* begin ENTRIES SHOWN *

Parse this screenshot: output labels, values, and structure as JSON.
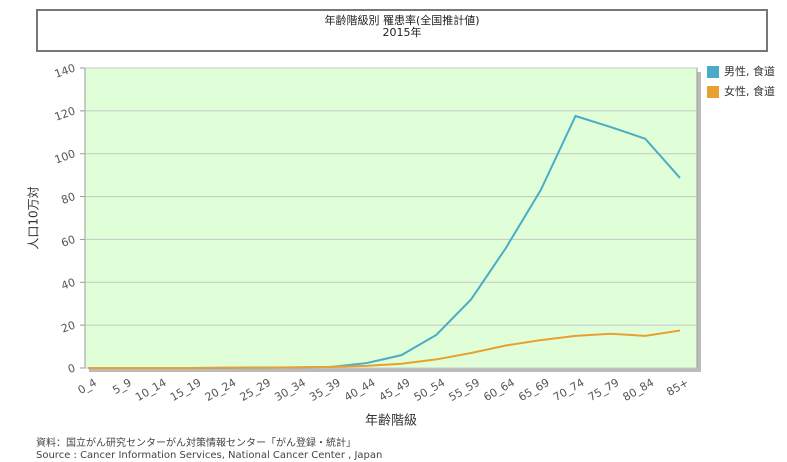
{
  "chart_data": {
    "type": "line",
    "title": "年齢階級別 罹患率(全国推計値)",
    "subtitle": "2015年",
    "x_label": "年齢階級",
    "y_label": "人口10万対",
    "categories": [
      "0_4",
      "5_9",
      "10_14",
      "15_19",
      "20_24",
      "25_29",
      "30_34",
      "35_39",
      "40_44",
      "45_49",
      "50_54",
      "55_59",
      "60_64",
      "65_69",
      "70_74",
      "75_79",
      "80_84",
      "85+"
    ],
    "series": [
      {
        "name": "男性, 食道",
        "color": "#4bacc6",
        "values": [
          0,
          0,
          0,
          0,
          0.1,
          0.2,
          0.3,
          0.5,
          2.3,
          6,
          15.4,
          32,
          56,
          83,
          117.6,
          112.5,
          107,
          88.7
        ]
      },
      {
        "name": "女性, 食道",
        "color": "#e8a030",
        "values": [
          0,
          0,
          0,
          0,
          0.1,
          0.2,
          0.3,
          0.5,
          1.0,
          2.0,
          4.0,
          7,
          10.5,
          13,
          15,
          16,
          15,
          17.5
        ]
      }
    ],
    "ylim": [
      0,
      140
    ],
    "yticks": [
      0,
      20,
      40,
      60,
      80,
      100,
      120,
      140
    ],
    "grid": true,
    "source": [
      "資料：国立がん研究センターがん対策情報センター「がん登録・統計」",
      "Source : Cancer Information Services, National Cancer Center , Japan"
    ]
  }
}
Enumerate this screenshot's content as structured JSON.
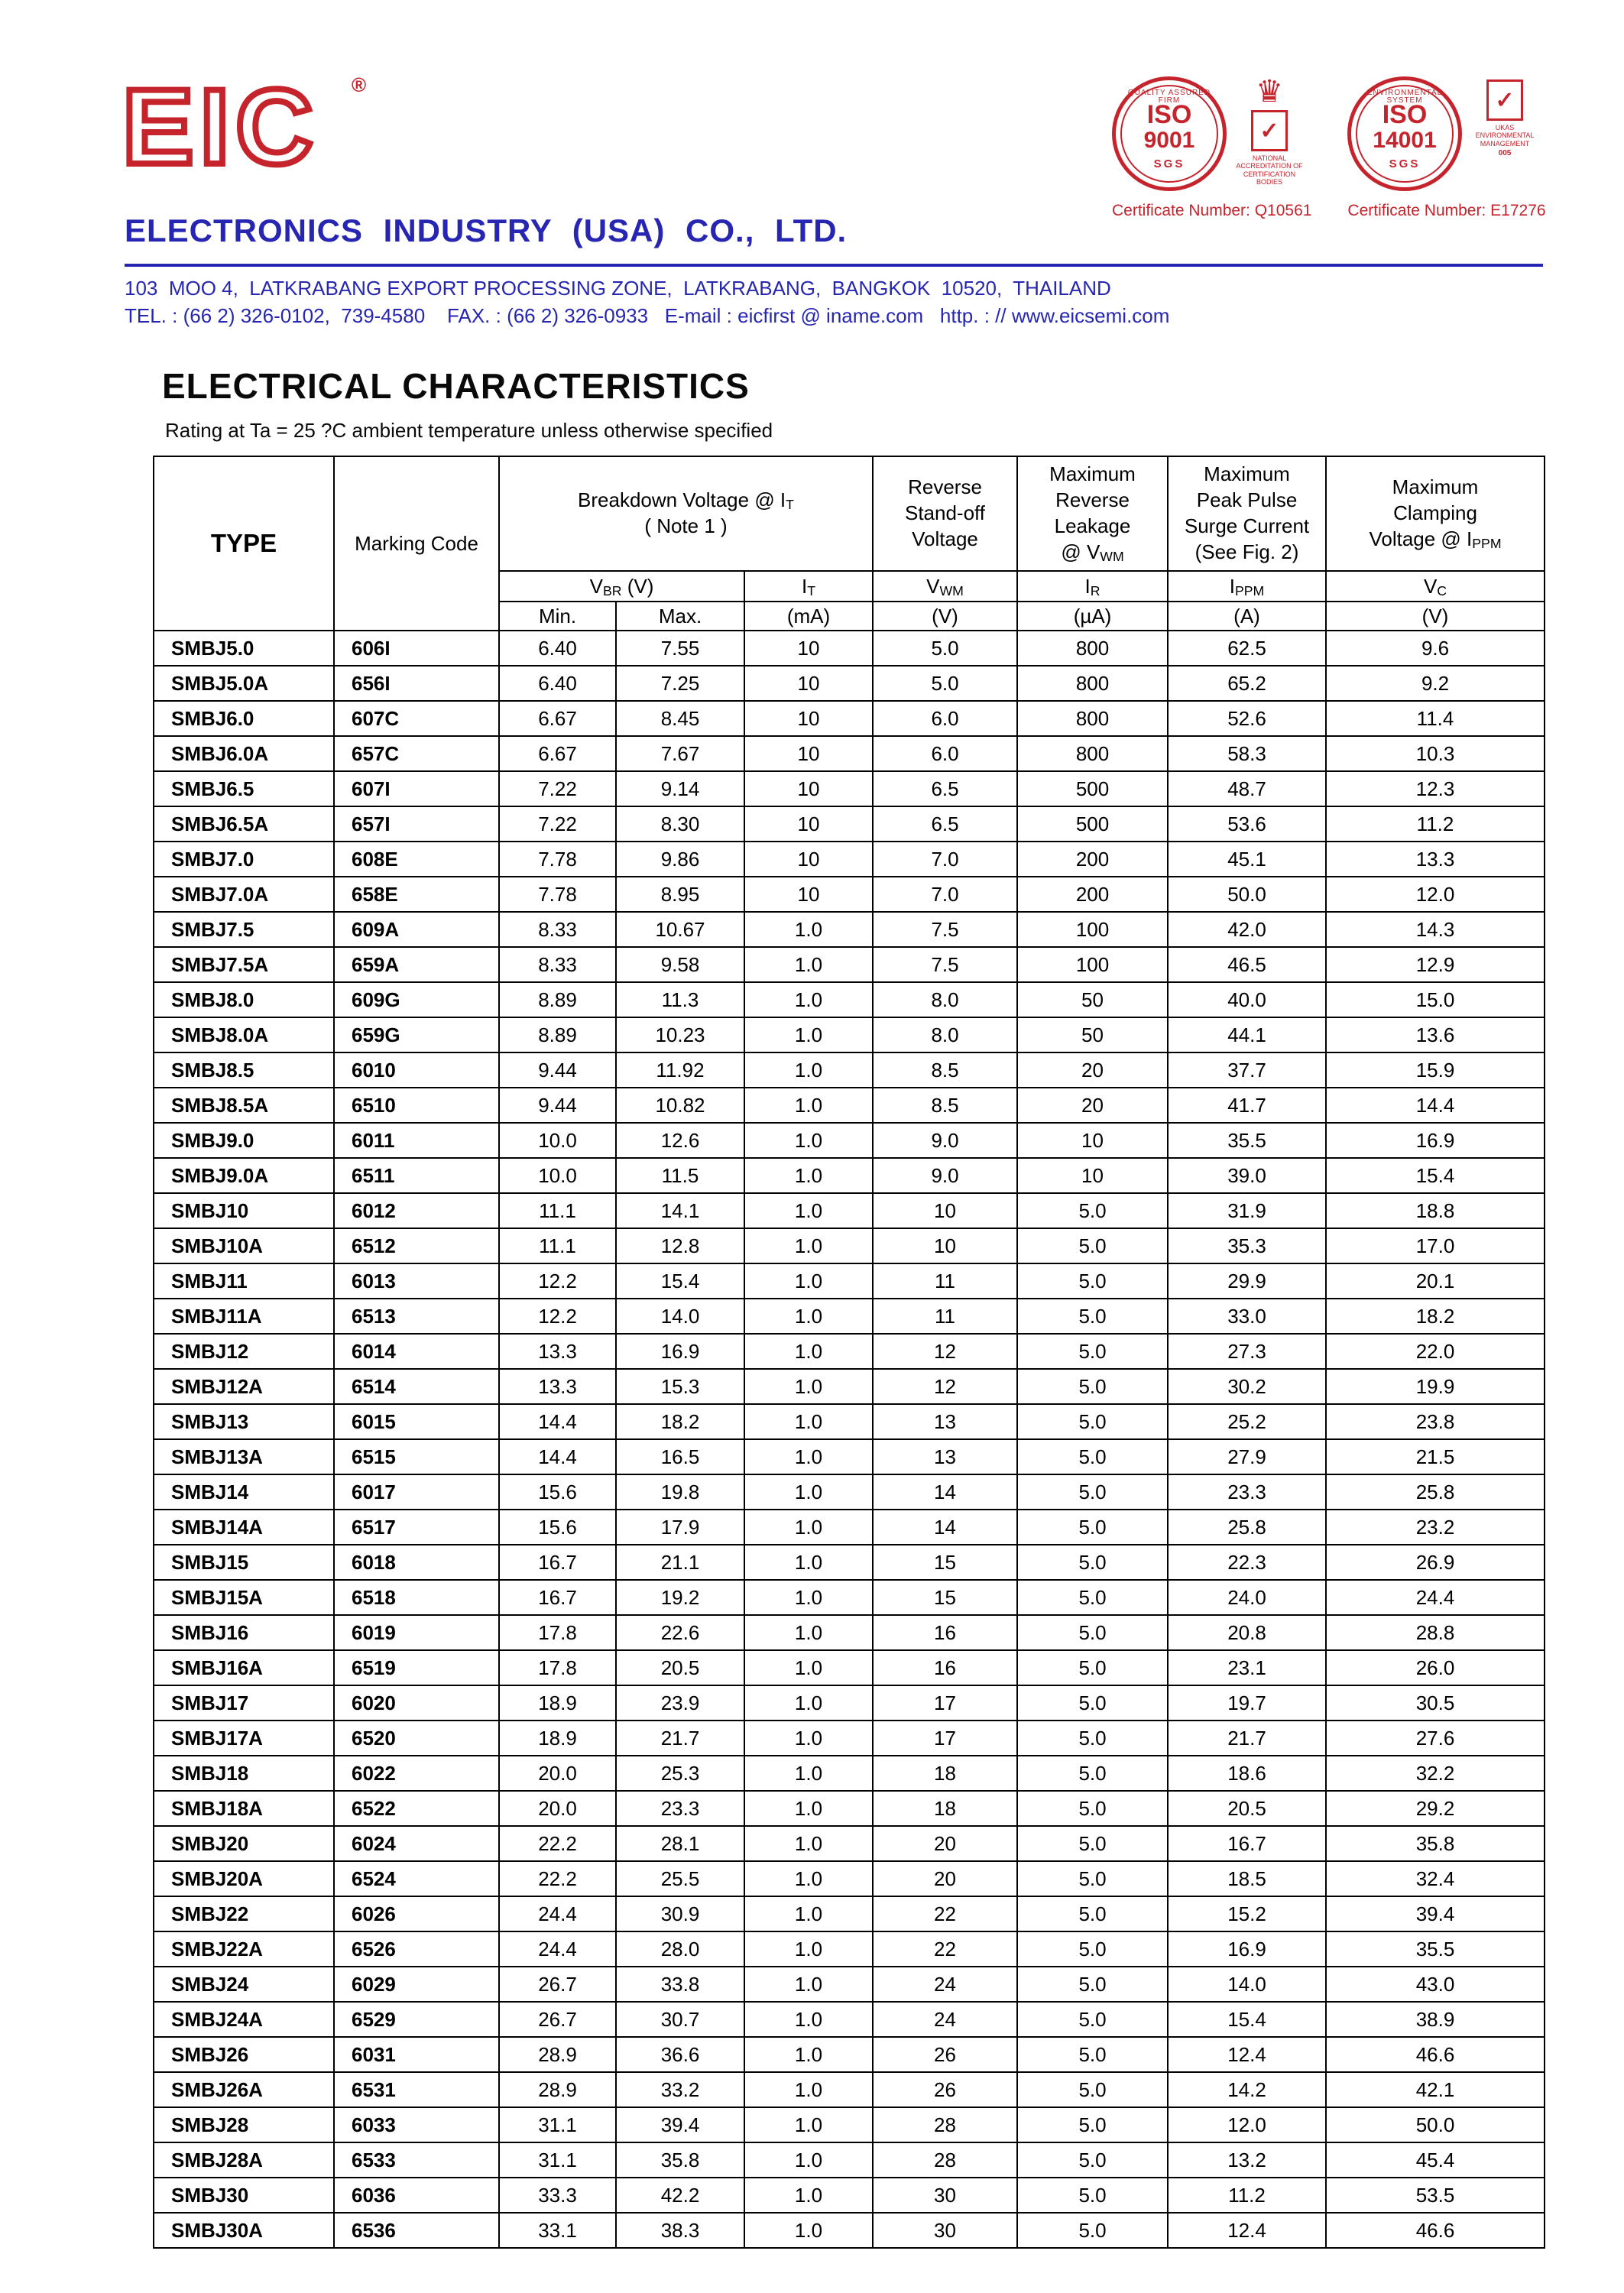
{
  "icons": {
    "registered": "®",
    "crown": "♛",
    "check": "✓"
  },
  "page": {
    "logo_text": "EIC",
    "company_name": "ELECTRONICS INDUSTRY (USA) CO., LTD.",
    "address_line": "103  MOO 4,  LATKRABANG EXPORT PROCESSING ZONE,  LATKRABANG,  BANGKOK  10520,  THAILAND",
    "contact_line": "TEL. : (66 2) 326-0102,  739-4580    FAX. : (66 2) 326-0933   E-mail : eicfirst @ iname.com   http. : // www.eicsemi.com",
    "title": "ELECTRICAL CHARACTERISTICS",
    "subtitle": "Rating at Ta = 25 ?C ambient temperature unless otherwise specified"
  },
  "certifications": {
    "items": [
      {
        "iso": "ISO",
        "number": "9001",
        "agency": "SGS",
        "ring_text": "QUALITY ASSURED FIRM",
        "emblem_caption": "NATIONAL ACCREDITATION OF CERTIFICATION BODIES",
        "emblem_footnote": "",
        "cert_number": "Certificate Number: Q10561"
      },
      {
        "iso": "ISO",
        "number": "14001",
        "agency": "SGS",
        "ring_text": "ENVIRONMENTAL SYSTEM",
        "emblem_caption": "UKAS ENVIRONMENTAL MANAGEMENT",
        "emblem_footnote": "005",
        "cert_number": "Certificate Number: E17276"
      }
    ]
  },
  "table": {
    "header": {
      "type_label": "TYPE",
      "marking_label": "Marking Code",
      "groups": [
        {
          "colspan": 3,
          "lines": [
            [
              "Breakdown Voltage @  I",
              {
                "sub": "T"
              }
            ],
            [
              "( Note 1 )"
            ]
          ]
        },
        {
          "colspan": 1,
          "lines": [
            [
              "Reverse"
            ],
            [
              "Stand-off"
            ],
            [
              "Voltage"
            ]
          ]
        },
        {
          "colspan": 1,
          "lines": [
            [
              "Maximum"
            ],
            [
              "Reverse"
            ],
            [
              "Leakage"
            ],
            [
              "@ V",
              {
                "sub": "WM"
              }
            ]
          ]
        },
        {
          "colspan": 1,
          "lines": [
            [
              "Maximum"
            ],
            [
              "Peak Pulse"
            ],
            [
              "Surge Current"
            ],
            [
              "(See Fig. 2)"
            ]
          ]
        },
        {
          "colspan": 1,
          "lines": [
            [
              "Maximum"
            ],
            [
              "Clamping"
            ],
            [
              "Voltage @ I",
              {
                "sub": "PPM"
              }
            ]
          ]
        }
      ],
      "symbols": [
        {
          "colspan": 2,
          "parts": [
            "V",
            {
              "sub": "BR"
            },
            "  (V)"
          ]
        },
        {
          "colspan": 1,
          "parts": [
            "I",
            {
              "sub": "T"
            }
          ]
        },
        {
          "colspan": 1,
          "parts": [
            "V",
            {
              "sub": "WM"
            }
          ]
        },
        {
          "colspan": 1,
          "parts": [
            "I",
            {
              "sub": "R"
            }
          ]
        },
        {
          "colspan": 1,
          "parts": [
            "I",
            {
              "sub": "PPM"
            }
          ]
        },
        {
          "colspan": 1,
          "parts": [
            "V",
            {
              "sub": "C"
            }
          ]
        }
      ],
      "units": [
        "Min.",
        "Max.",
        "(mA)",
        "(V)",
        "(µA)",
        "(A)",
        "(V)"
      ]
    },
    "rows": [
      [
        "SMBJ5.0",
        "606I",
        "6.40",
        "7.55",
        "10",
        "5.0",
        "800",
        "62.5",
        "9.6"
      ],
      [
        "SMBJ5.0A",
        "656I",
        "6.40",
        "7.25",
        "10",
        "5.0",
        "800",
        "65.2",
        "9.2"
      ],
      [
        "SMBJ6.0",
        "607C",
        "6.67",
        "8.45",
        "10",
        "6.0",
        "800",
        "52.6",
        "11.4"
      ],
      [
        "SMBJ6.0A",
        "657C",
        "6.67",
        "7.67",
        "10",
        "6.0",
        "800",
        "58.3",
        "10.3"
      ],
      [
        "SMBJ6.5",
        "607I",
        "7.22",
        "9.14",
        "10",
        "6.5",
        "500",
        "48.7",
        "12.3"
      ],
      [
        "SMBJ6.5A",
        "657I",
        "7.22",
        "8.30",
        "10",
        "6.5",
        "500",
        "53.6",
        "11.2"
      ],
      [
        "SMBJ7.0",
        "608E",
        "7.78",
        "9.86",
        "10",
        "7.0",
        "200",
        "45.1",
        "13.3"
      ],
      [
        "SMBJ7.0A",
        "658E",
        "7.78",
        "8.95",
        "10",
        "7.0",
        "200",
        "50.0",
        "12.0"
      ],
      [
        "SMBJ7.5",
        "609A",
        "8.33",
        "10.67",
        "1.0",
        "7.5",
        "100",
        "42.0",
        "14.3"
      ],
      [
        "SMBJ7.5A",
        "659A",
        "8.33",
        "9.58",
        "1.0",
        "7.5",
        "100",
        "46.5",
        "12.9"
      ],
      [
        "SMBJ8.0",
        "609G",
        "8.89",
        "11.3",
        "1.0",
        "8.0",
        "50",
        "40.0",
        "15.0"
      ],
      [
        "SMBJ8.0A",
        "659G",
        "8.89",
        "10.23",
        "1.0",
        "8.0",
        "50",
        "44.1",
        "13.6"
      ],
      [
        "SMBJ8.5",
        "6010",
        "9.44",
        "11.92",
        "1.0",
        "8.5",
        "20",
        "37.7",
        "15.9"
      ],
      [
        "SMBJ8.5A",
        "6510",
        "9.44",
        "10.82",
        "1.0",
        "8.5",
        "20",
        "41.7",
        "14.4"
      ],
      [
        "SMBJ9.0",
        "6011",
        "10.0",
        "12.6",
        "1.0",
        "9.0",
        "10",
        "35.5",
        "16.9"
      ],
      [
        "SMBJ9.0A",
        "6511",
        "10.0",
        "11.5",
        "1.0",
        "9.0",
        "10",
        "39.0",
        "15.4"
      ],
      [
        "SMBJ10",
        "6012",
        "11.1",
        "14.1",
        "1.0",
        "10",
        "5.0",
        "31.9",
        "18.8"
      ],
      [
        "SMBJ10A",
        "6512",
        "11.1",
        "12.8",
        "1.0",
        "10",
        "5.0",
        "35.3",
        "17.0"
      ],
      [
        "SMBJ11",
        "6013",
        "12.2",
        "15.4",
        "1.0",
        "11",
        "5.0",
        "29.9",
        "20.1"
      ],
      [
        "SMBJ11A",
        "6513",
        "12.2",
        "14.0",
        "1.0",
        "11",
        "5.0",
        "33.0",
        "18.2"
      ],
      [
        "SMBJ12",
        "6014",
        "13.3",
        "16.9",
        "1.0",
        "12",
        "5.0",
        "27.3",
        "22.0"
      ],
      [
        "SMBJ12A",
        "6514",
        "13.3",
        "15.3",
        "1.0",
        "12",
        "5.0",
        "30.2",
        "19.9"
      ],
      [
        "SMBJ13",
        "6015",
        "14.4",
        "18.2",
        "1.0",
        "13",
        "5.0",
        "25.2",
        "23.8"
      ],
      [
        "SMBJ13A",
        "6515",
        "14.4",
        "16.5",
        "1.0",
        "13",
        "5.0",
        "27.9",
        "21.5"
      ],
      [
        "SMBJ14",
        "6017",
        "15.6",
        "19.8",
        "1.0",
        "14",
        "5.0",
        "23.3",
        "25.8"
      ],
      [
        "SMBJ14A",
        "6517",
        "15.6",
        "17.9",
        "1.0",
        "14",
        "5.0",
        "25.8",
        "23.2"
      ],
      [
        "SMBJ15",
        "6018",
        "16.7",
        "21.1",
        "1.0",
        "15",
        "5.0",
        "22.3",
        "26.9"
      ],
      [
        "SMBJ15A",
        "6518",
        "16.7",
        "19.2",
        "1.0",
        "15",
        "5.0",
        "24.0",
        "24.4"
      ],
      [
        "SMBJ16",
        "6019",
        "17.8",
        "22.6",
        "1.0",
        "16",
        "5.0",
        "20.8",
        "28.8"
      ],
      [
        "SMBJ16A",
        "6519",
        "17.8",
        "20.5",
        "1.0",
        "16",
        "5.0",
        "23.1",
        "26.0"
      ],
      [
        "SMBJ17",
        "6020",
        "18.9",
        "23.9",
        "1.0",
        "17",
        "5.0",
        "19.7",
        "30.5"
      ],
      [
        "SMBJ17A",
        "6520",
        "18.9",
        "21.7",
        "1.0",
        "17",
        "5.0",
        "21.7",
        "27.6"
      ],
      [
        "SMBJ18",
        "6022",
        "20.0",
        "25.3",
        "1.0",
        "18",
        "5.0",
        "18.6",
        "32.2"
      ],
      [
        "SMBJ18A",
        "6522",
        "20.0",
        "23.3",
        "1.0",
        "18",
        "5.0",
        "20.5",
        "29.2"
      ],
      [
        "SMBJ20",
        "6024",
        "22.2",
        "28.1",
        "1.0",
        "20",
        "5.0",
        "16.7",
        "35.8"
      ],
      [
        "SMBJ20A",
        "6524",
        "22.2",
        "25.5",
        "1.0",
        "20",
        "5.0",
        "18.5",
        "32.4"
      ],
      [
        "SMBJ22",
        "6026",
        "24.4",
        "30.9",
        "1.0",
        "22",
        "5.0",
        "15.2",
        "39.4"
      ],
      [
        "SMBJ22A",
        "6526",
        "24.4",
        "28.0",
        "1.0",
        "22",
        "5.0",
        "16.9",
        "35.5"
      ],
      [
        "SMBJ24",
        "6029",
        "26.7",
        "33.8",
        "1.0",
        "24",
        "5.0",
        "14.0",
        "43.0"
      ],
      [
        "SMBJ24A",
        "6529",
        "26.7",
        "30.7",
        "1.0",
        "24",
        "5.0",
        "15.4",
        "38.9"
      ],
      [
        "SMBJ26",
        "6031",
        "28.9",
        "36.6",
        "1.0",
        "26",
        "5.0",
        "12.4",
        "46.6"
      ],
      [
        "SMBJ26A",
        "6531",
        "28.9",
        "33.2",
        "1.0",
        "26",
        "5.0",
        "14.2",
        "42.1"
      ],
      [
        "SMBJ28",
        "6033",
        "31.1",
        "39.4",
        "1.0",
        "28",
        "5.0",
        "12.0",
        "50.0"
      ],
      [
        "SMBJ28A",
        "6533",
        "31.1",
        "35.8",
        "1.0",
        "28",
        "5.0",
        "13.2",
        "45.4"
      ],
      [
        "SMBJ30",
        "6036",
        "33.3",
        "42.2",
        "1.0",
        "30",
        "5.0",
        "11.2",
        "53.5"
      ],
      [
        "SMBJ30A",
        "6536",
        "33.1",
        "38.3",
        "1.0",
        "30",
        "5.0",
        "12.4",
        "46.6"
      ]
    ]
  }
}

* end ENTRIES SHOWN *

Pick out lines containing the word "screenshot", each one as written.

* WRITTEN RESPONSE:
Parse this screenshot: output labels, values, and structure as JSON.
Enumerate this screenshot's content as structured JSON.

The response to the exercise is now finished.